┌─ Extract provided

PROVISIONS REGARDING CERTAIN BUSINESS COMBINATIONS

         Our Restated Articles of Incorporation require the affirmative vote
of the holders of at least 80% of the outstanding shares of our capital
stock to approve a merger and certain other business combinations involving
any holder of 5% or more of our common stock and us. However, if 75% or more
of the members of our Board of Directors approve the transaction, the
supermajority shareholder vote is not required.


         Currently, our directors and executive officers own approximately
25% of our outstanding common stock. Upon the completion of this offering,
our directors and officers would own approximately 22% of our outstanding
common stock. As a result, these insiders will effectively control the
election of our Board of Directors and thus our direction and future
operations, and our other shareholders may lack an effective vote with
respect to these matters. Consequently, the directors and executive officers
possess sufficient voting power to significantly affect the vote on, and
perhaps prevent, certain mergers and other business combinations.


ELECTION, CLASSIFICATION AND REMOVAL OF DIRECTORS

         Our Restated Articles of Incorporation provide for a classified
Board of Directors, with approximately one-third of the entire Board of
Directors being elected each year and with directors serving for terms of
three years. Directors are elected by a plurality of votes cast. Holders
of common

                                    23





stock have the right to cumulate their votes in the election of directors.
Our Restated Articles of Incorporation provide that any director, or the
entire Board of Directors, may be removed at any time by our shareholders,
without cause, by the affirmative vote of the holders of at least 80% of
the shares entitled to vote for the election of directors, and may be
removed for cause by an affirmative vote of a majority of the shares
entitled to vote.

SHAREHOLDER APPROVAL OF TRANSACTIONS

         An affirmative vote of at least 80% of the shares of our common
stock is required to amend the provisions of our Restated Articles of
Incorporation relating to the removal of a director or the approval
requirement for a merger or business combination with a holder of 5% or more
of our common stock. In addition, under Missouri law an affirmative vote of
at least two-thirds of the shares of our common stock is required to approve
a merger or sale of substantially all of our assets. Except for the
foregoing, any other proposal voted on by the shareholders will be approved
if the majority of the votes cast at the shareholders' meeting (at which a
quorum is present) called for the purpose of considering any such action are
cast in favor of the proposal.

LIQUIDATION RIGHTS

         In the event of our liquidation, dissolution or winding up, holders
of our common stock are entitled to receive equally and pro-rata per share
any assets distributable to shareholders, after payment of debts and
liabilities.

OTHER MATTERS

         Holders of our common stock do not have preemptive rights or
conversion rights with respect to our common stock. Except in connection
with certain business combinations and except as noted below, we can issue
new shares of authorized but unissued common stock without shareholder
approval. The bylaws of The Nasdaq Stock Market, Inc. governing the Nasdaq
National Market, on which our common stock is quoted, require issuers to
obtain shareholder approval for the issuance of securities in connection
with the acquisition of a business, company, assets, property or securities
representing such interests where the present or potential issuance of
common stock or securities convertible into common stock in connection with
such acquisition could result in an increase of 20% or more in the
outstanding shares of common stock. Accordingly, the future issuance of
common stock may require shareholder approval under those rules.

└─

## Goal of the exercise:
Can you return everything from "Currently, our directors" down to "other business combinations." in the excerpt on shareholder voting rules, copied word for word?

┌─ Information provided

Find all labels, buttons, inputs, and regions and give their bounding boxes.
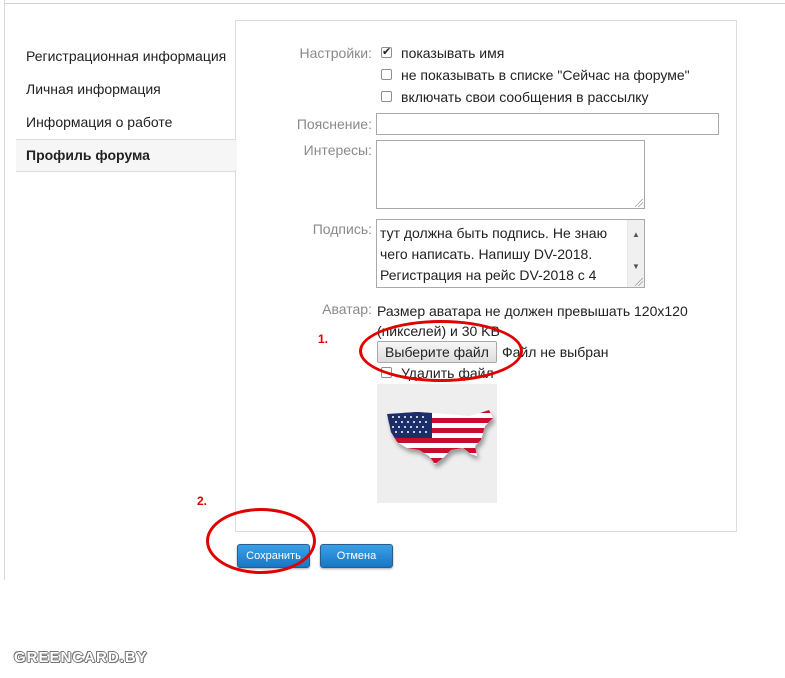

└─

## Output of the task:
Currently, our directors and executive officers own approximately
25% of our outstanding common stock. Upon the completion of this offering,
our directors and officers would own approximately 22% of our outstanding
common stock. As a result, these insiders will effectively control the
election of our Board of Directors and thus our direction and future
operations, and our other shareholders may lack an effective vote with
respect to these matters. Consequently, the directors and executive officers
possess sufficient voting power to significantly affect the vote on, and
perhaps prevent, certain mergers and other business combinations.